TASK TO CARRY OUT:
Will you output the entries below exactly, skipping every image they contain?
[Begin]
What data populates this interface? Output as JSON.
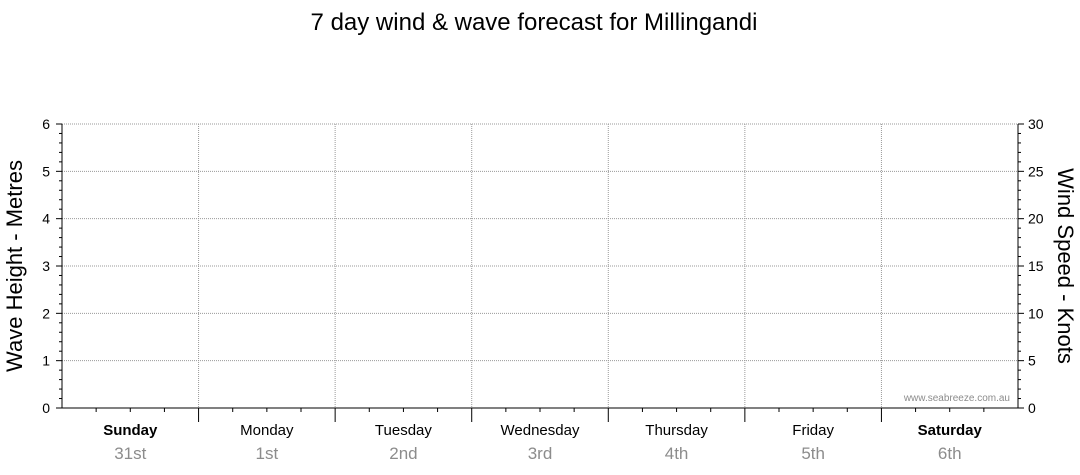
{
  "chart_data": {
    "type": "line",
    "title": "7 day wind & wave forecast for Millingandi",
    "left_axis": {
      "label": "Wave Height - Metres",
      "range": [
        0,
        6
      ],
      "ticks": [
        0,
        1,
        2,
        3,
        4,
        5,
        6
      ]
    },
    "right_axis": {
      "label": "Wind Speed - Knots",
      "range": [
        0,
        30
      ],
      "ticks": [
        0,
        5,
        10,
        15,
        20,
        25,
        30
      ]
    },
    "days": [
      {
        "day": "Sunday",
        "date": "31st",
        "bold": true
      },
      {
        "day": "Monday",
        "date": "1st",
        "bold": false
      },
      {
        "day": "Tuesday",
        "date": "2nd",
        "bold": false
      },
      {
        "day": "Wednesday",
        "date": "3rd",
        "bold": false
      },
      {
        "day": "Thursday",
        "date": "4th",
        "bold": false
      },
      {
        "day": "Friday",
        "date": "5th",
        "bold": false
      },
      {
        "day": "Saturday",
        "date": "6th",
        "bold": true
      }
    ],
    "series": [],
    "grid": true,
    "watermark": "www.seabreeze.com.au"
  }
}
[End]
THE RESULT:
What data populates this interface? Output as JSON.
{
  "chart_data": {
    "type": "line",
    "title": "7 day wind & wave forecast for Millingandi",
    "left_axis": {
      "label": "Wave Height - Metres",
      "range": [
        0,
        6
      ],
      "ticks": [
        0,
        1,
        2,
        3,
        4,
        5,
        6
      ]
    },
    "right_axis": {
      "label": "Wind Speed - Knots",
      "range": [
        0,
        30
      ],
      "ticks": [
        0,
        5,
        10,
        15,
        20,
        25,
        30
      ]
    },
    "days": [
      {
        "day": "Sunday",
        "date": "31st",
        "bold": true
      },
      {
        "day": "Monday",
        "date": "1st",
        "bold": false
      },
      {
        "day": "Tuesday",
        "date": "2nd",
        "bold": false
      },
      {
        "day": "Wednesday",
        "date": "3rd",
        "bold": false
      },
      {
        "day": "Thursday",
        "date": "4th",
        "bold": false
      },
      {
        "day": "Friday",
        "date": "5th",
        "bold": false
      },
      {
        "day": "Saturday",
        "date": "6th",
        "bold": true
      }
    ],
    "series": [],
    "grid": true,
    "watermark": "www.seabreeze.com.au"
  }
}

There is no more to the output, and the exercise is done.